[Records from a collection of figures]
## Start
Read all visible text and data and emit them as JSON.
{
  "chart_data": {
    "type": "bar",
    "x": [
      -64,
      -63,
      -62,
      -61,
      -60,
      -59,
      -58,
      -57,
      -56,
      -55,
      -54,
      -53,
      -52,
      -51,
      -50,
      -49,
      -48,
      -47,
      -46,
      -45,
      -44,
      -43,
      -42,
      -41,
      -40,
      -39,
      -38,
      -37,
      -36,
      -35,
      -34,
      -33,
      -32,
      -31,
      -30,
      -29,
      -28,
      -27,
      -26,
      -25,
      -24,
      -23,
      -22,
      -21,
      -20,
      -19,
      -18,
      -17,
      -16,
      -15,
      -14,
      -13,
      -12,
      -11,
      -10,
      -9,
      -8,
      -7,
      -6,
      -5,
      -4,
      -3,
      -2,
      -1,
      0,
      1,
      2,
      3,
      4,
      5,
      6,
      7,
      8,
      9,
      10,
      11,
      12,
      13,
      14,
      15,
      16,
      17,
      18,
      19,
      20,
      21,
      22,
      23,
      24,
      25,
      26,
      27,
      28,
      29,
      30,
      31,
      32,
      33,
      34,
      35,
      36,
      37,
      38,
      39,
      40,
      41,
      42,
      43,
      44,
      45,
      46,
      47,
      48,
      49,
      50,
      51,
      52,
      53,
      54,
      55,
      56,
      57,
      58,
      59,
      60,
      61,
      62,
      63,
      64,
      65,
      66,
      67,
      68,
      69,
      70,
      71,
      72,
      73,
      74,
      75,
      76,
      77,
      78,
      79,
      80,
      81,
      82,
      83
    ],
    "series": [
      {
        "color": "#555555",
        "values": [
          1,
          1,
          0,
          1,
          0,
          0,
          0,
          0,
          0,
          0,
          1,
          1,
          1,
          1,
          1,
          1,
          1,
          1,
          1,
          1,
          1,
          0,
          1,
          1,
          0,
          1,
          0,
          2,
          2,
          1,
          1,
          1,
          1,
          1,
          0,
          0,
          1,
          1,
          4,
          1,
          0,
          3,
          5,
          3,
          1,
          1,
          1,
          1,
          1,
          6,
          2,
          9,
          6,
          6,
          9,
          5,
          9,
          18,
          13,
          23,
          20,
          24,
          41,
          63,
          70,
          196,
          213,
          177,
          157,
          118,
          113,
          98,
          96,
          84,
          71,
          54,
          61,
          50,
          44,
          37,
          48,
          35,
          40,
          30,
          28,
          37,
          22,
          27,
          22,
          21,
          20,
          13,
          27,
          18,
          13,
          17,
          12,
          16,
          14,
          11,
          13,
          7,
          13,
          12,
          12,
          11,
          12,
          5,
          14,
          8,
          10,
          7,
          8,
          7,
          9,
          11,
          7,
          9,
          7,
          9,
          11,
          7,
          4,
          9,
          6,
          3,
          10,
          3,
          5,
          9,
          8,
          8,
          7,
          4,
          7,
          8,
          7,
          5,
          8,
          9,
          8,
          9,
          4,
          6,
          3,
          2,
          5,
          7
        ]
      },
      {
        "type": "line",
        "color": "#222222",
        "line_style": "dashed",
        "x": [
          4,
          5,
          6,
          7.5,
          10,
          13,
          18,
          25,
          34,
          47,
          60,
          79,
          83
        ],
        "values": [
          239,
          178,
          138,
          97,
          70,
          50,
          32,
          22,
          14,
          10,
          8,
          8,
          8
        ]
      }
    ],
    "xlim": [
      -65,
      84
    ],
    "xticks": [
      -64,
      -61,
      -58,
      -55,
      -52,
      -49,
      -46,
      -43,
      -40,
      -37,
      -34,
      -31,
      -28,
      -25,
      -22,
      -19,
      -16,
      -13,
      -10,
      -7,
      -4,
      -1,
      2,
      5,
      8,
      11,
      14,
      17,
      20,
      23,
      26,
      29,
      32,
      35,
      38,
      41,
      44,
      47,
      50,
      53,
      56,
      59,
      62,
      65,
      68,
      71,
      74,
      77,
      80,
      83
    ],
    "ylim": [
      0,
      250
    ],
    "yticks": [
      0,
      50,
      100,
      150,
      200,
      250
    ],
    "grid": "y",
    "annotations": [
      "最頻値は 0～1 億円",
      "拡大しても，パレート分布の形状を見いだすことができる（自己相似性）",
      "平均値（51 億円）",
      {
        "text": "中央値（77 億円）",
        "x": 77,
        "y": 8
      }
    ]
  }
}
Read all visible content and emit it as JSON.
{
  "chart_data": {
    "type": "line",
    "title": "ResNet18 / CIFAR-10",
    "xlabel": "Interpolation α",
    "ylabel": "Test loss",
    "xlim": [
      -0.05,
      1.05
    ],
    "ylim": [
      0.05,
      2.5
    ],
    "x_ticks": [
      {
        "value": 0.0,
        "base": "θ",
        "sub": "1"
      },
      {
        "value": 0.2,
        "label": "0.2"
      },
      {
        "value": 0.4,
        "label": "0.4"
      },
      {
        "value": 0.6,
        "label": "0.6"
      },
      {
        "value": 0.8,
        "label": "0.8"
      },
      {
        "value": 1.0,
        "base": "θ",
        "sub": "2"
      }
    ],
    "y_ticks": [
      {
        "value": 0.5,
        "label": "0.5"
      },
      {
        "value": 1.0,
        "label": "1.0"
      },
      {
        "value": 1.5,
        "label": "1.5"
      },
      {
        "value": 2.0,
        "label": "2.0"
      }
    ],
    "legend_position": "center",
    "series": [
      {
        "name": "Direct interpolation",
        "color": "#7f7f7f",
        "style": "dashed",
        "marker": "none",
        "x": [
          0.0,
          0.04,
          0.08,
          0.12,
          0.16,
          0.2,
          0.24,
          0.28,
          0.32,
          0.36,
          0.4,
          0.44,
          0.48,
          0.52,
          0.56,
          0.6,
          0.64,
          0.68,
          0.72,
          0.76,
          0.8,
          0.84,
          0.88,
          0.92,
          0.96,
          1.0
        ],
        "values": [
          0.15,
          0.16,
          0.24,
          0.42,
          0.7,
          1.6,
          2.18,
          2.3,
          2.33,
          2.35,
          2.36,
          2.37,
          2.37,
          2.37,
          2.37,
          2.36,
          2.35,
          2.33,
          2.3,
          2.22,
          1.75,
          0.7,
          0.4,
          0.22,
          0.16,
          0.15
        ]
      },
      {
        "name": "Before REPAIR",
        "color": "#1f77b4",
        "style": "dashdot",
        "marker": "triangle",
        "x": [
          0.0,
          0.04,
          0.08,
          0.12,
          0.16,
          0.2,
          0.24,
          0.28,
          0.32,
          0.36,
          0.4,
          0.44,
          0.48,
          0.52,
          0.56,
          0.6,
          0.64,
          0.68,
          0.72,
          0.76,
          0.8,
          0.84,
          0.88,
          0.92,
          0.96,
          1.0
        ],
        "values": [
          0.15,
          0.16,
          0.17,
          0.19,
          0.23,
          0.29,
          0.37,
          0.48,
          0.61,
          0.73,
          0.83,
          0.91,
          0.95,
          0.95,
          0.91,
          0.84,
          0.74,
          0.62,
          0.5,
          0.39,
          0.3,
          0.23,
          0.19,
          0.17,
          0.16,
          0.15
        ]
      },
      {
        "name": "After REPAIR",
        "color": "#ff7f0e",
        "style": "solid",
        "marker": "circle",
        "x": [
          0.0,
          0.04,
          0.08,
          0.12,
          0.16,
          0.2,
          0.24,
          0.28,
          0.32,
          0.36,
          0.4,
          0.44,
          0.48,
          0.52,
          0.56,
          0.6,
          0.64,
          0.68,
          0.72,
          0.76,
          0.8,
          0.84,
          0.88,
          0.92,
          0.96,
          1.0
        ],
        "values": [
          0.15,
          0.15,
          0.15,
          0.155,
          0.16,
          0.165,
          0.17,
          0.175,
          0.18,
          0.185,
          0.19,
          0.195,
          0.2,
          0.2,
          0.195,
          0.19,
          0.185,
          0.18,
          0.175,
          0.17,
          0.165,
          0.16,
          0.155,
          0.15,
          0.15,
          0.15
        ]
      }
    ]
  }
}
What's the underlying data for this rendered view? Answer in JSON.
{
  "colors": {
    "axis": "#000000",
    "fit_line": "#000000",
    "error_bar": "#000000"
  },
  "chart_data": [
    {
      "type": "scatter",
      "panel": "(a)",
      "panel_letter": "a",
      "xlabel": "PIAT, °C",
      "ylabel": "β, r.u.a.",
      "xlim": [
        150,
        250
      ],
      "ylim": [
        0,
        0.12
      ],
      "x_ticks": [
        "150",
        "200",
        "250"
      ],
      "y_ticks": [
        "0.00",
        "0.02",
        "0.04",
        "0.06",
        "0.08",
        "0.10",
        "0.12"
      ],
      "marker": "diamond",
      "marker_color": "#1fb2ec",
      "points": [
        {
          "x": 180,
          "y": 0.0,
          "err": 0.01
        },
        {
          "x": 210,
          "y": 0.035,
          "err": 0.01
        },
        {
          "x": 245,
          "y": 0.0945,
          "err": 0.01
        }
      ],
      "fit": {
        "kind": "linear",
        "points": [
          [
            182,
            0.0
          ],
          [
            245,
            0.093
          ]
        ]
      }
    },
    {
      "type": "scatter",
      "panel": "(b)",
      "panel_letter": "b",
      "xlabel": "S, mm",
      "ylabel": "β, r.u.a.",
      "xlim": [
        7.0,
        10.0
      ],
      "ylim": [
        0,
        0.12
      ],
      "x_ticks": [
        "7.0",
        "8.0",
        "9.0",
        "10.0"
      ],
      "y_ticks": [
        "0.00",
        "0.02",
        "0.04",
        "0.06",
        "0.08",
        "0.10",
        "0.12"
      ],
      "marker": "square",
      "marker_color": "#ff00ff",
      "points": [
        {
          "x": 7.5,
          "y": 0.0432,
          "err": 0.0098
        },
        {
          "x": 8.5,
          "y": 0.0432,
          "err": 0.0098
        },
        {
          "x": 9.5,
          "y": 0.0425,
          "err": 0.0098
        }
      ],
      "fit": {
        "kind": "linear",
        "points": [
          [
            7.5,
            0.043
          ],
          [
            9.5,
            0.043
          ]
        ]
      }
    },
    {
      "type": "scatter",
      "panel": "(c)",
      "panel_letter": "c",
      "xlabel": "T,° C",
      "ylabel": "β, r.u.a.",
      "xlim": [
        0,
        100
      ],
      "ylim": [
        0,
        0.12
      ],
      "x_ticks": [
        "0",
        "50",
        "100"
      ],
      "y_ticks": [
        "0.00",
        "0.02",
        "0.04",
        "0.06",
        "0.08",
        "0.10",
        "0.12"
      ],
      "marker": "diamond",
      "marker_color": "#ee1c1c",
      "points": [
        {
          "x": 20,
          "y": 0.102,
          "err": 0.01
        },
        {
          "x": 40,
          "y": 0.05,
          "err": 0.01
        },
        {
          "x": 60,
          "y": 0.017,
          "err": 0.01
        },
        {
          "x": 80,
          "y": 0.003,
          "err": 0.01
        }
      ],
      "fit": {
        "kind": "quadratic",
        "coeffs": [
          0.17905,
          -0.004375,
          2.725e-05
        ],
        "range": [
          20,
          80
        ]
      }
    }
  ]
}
## End
TASK TO COMPLETE
Report all lines of the data above that include the string "name".

RESULT
        "name": "Direct interpolation",
        "name": "Before REPAIR",
        "name": "After REPAIR",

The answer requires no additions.